** begin Recorded information **

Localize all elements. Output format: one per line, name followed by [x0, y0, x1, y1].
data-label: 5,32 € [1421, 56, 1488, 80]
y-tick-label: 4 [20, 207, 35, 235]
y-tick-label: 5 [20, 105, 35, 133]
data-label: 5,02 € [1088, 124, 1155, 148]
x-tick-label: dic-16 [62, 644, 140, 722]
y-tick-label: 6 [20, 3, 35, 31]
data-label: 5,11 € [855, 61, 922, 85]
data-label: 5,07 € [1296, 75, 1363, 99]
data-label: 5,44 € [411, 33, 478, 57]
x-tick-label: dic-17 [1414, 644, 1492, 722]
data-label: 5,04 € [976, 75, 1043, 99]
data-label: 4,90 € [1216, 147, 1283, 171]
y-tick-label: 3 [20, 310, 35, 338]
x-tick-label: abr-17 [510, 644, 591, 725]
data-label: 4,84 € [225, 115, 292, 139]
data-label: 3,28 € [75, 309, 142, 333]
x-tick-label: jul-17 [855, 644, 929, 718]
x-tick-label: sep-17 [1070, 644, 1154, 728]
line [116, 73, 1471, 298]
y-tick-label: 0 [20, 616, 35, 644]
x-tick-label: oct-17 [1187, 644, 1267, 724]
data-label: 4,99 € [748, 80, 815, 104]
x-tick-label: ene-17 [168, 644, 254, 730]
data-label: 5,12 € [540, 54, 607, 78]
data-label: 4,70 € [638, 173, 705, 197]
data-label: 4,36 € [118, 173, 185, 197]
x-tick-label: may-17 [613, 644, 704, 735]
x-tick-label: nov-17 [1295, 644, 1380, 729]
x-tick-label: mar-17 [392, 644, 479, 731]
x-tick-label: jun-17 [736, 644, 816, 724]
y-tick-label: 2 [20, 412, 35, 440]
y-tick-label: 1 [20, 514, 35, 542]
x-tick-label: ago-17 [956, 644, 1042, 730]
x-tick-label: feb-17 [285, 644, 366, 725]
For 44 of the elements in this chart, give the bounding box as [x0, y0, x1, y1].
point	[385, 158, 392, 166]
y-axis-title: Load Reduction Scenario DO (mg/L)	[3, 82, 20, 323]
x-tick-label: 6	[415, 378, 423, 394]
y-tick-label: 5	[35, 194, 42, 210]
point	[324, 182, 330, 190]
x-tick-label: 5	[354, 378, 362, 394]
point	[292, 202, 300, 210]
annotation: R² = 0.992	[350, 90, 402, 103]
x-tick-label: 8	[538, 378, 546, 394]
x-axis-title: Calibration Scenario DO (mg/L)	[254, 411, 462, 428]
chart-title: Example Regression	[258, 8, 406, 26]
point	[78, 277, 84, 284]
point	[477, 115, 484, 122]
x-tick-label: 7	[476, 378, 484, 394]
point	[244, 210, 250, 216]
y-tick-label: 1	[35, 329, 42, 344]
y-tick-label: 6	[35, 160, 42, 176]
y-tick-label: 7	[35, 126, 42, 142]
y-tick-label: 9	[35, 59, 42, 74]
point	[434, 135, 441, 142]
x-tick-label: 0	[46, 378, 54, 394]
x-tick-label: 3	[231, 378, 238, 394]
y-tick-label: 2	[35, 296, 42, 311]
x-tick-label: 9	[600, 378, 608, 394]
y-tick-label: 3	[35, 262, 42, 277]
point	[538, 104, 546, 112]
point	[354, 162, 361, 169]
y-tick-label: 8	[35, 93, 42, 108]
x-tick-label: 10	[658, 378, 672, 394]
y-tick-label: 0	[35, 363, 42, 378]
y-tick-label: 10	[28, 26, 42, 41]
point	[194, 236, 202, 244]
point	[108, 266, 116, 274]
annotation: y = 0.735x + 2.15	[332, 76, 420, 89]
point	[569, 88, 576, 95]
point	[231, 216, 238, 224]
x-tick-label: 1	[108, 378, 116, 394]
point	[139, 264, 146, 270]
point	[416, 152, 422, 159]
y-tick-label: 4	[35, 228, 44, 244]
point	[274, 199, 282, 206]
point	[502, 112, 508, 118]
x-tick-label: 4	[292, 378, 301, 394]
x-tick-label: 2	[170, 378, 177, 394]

** end Recorded information **

■ Work instructions:
Please copy both entries above verbatim, line for line.

■ Reply:
Localize all elements. Output format: one per line, name followed by [x0, y0, x1, y1].
data-label: 5,32 € [1421, 56, 1488, 80]
y-tick-label: 4 [20, 207, 35, 235]
y-tick-label: 5 [20, 105, 35, 133]
data-label: 5,02 € [1088, 124, 1155, 148]
x-tick-label: dic-16 [62, 644, 140, 722]
y-tick-label: 6 [20, 3, 35, 31]
data-label: 5,11 € [855, 61, 922, 85]
data-label: 5,07 € [1296, 75, 1363, 99]
data-label: 5,44 € [411, 33, 478, 57]
x-tick-label: dic-17 [1414, 644, 1492, 722]
data-label: 5,04 € [976, 75, 1043, 99]
data-label: 4,90 € [1216, 147, 1283, 171]
y-tick-label: 3 [20, 310, 35, 338]
x-tick-label: abr-17 [510, 644, 591, 725]
data-label: 4,84 € [225, 115, 292, 139]
data-label: 3,28 € [75, 309, 142, 333]
x-tick-label: jul-17 [855, 644, 929, 718]
x-tick-label: sep-17 [1070, 644, 1154, 728]
line [116, 73, 1471, 298]
y-tick-label: 0 [20, 616, 35, 644]
x-tick-label: oct-17 [1187, 644, 1267, 724]
data-label: 4,99 € [748, 80, 815, 104]
x-tick-label: ene-17 [168, 644, 254, 730]
data-label: 5,12 € [540, 54, 607, 78]
data-label: 4,70 € [638, 173, 705, 197]
data-label: 4,36 € [118, 173, 185, 197]
x-tick-label: may-17 [613, 644, 704, 735]
x-tick-label: nov-17 [1295, 644, 1380, 729]
x-tick-label: mar-17 [392, 644, 479, 731]
x-tick-label: jun-17 [736, 644, 816, 724]
y-tick-label: 2 [20, 412, 35, 440]
y-tick-label: 1 [20, 514, 35, 542]
x-tick-label: ago-17 [956, 644, 1042, 730]
x-tick-label: feb-17 [285, 644, 366, 725]
For 44 of the elements in this chart, give the bounding box as [x0, y0, x1, y1].
point	[385, 158, 392, 166]
y-axis-title: Load Reduction Scenario DO (mg/L)	[3, 82, 20, 323]
x-tick-label: 6	[415, 378, 423, 394]
y-tick-label: 5	[35, 194, 42, 210]
point	[324, 182, 330, 190]
x-tick-label: 5	[354, 378, 362, 394]
point	[292, 202, 300, 210]
annotation: R² = 0.992	[350, 90, 402, 103]
x-tick-label: 8	[538, 378, 546, 394]
x-axis-title: Calibration Scenario DO (mg/L)	[254, 411, 462, 428]
chart-title: Example Regression	[258, 8, 406, 26]
point	[78, 277, 84, 284]
point	[477, 115, 484, 122]
x-tick-label: 7	[476, 378, 484, 394]
point	[244, 210, 250, 216]
y-tick-label: 1	[35, 329, 42, 344]
y-tick-label: 6	[35, 160, 42, 176]
y-tick-label: 7	[35, 126, 42, 142]
y-tick-label: 9	[35, 59, 42, 74]
point	[434, 135, 441, 142]
x-tick-label: 0	[46, 378, 54, 394]
x-tick-label: 3	[231, 378, 238, 394]
y-tick-label: 2	[35, 296, 42, 311]
x-tick-label: 9	[600, 378, 608, 394]
y-tick-label: 3	[35, 262, 42, 277]
point	[538, 104, 546, 112]
point	[354, 162, 361, 169]
y-tick-label: 8	[35, 93, 42, 108]
x-tick-label: 10	[658, 378, 672, 394]
y-tick-label: 0	[35, 363, 42, 378]
y-tick-label: 10	[28, 26, 42, 41]
point	[194, 236, 202, 244]
point	[108, 266, 116, 274]
annotation: y = 0.735x + 2.15	[332, 76, 420, 89]
point	[569, 88, 576, 95]
point	[231, 216, 238, 224]
x-tick-label: 1	[108, 378, 116, 394]
point	[139, 264, 146, 270]
point	[416, 152, 422, 159]
y-tick-label: 4	[35, 228, 44, 244]
point	[274, 199, 282, 206]
point	[502, 112, 508, 118]
x-tick-label: 4	[292, 378, 301, 394]
x-tick-label: 2	[170, 378, 177, 394]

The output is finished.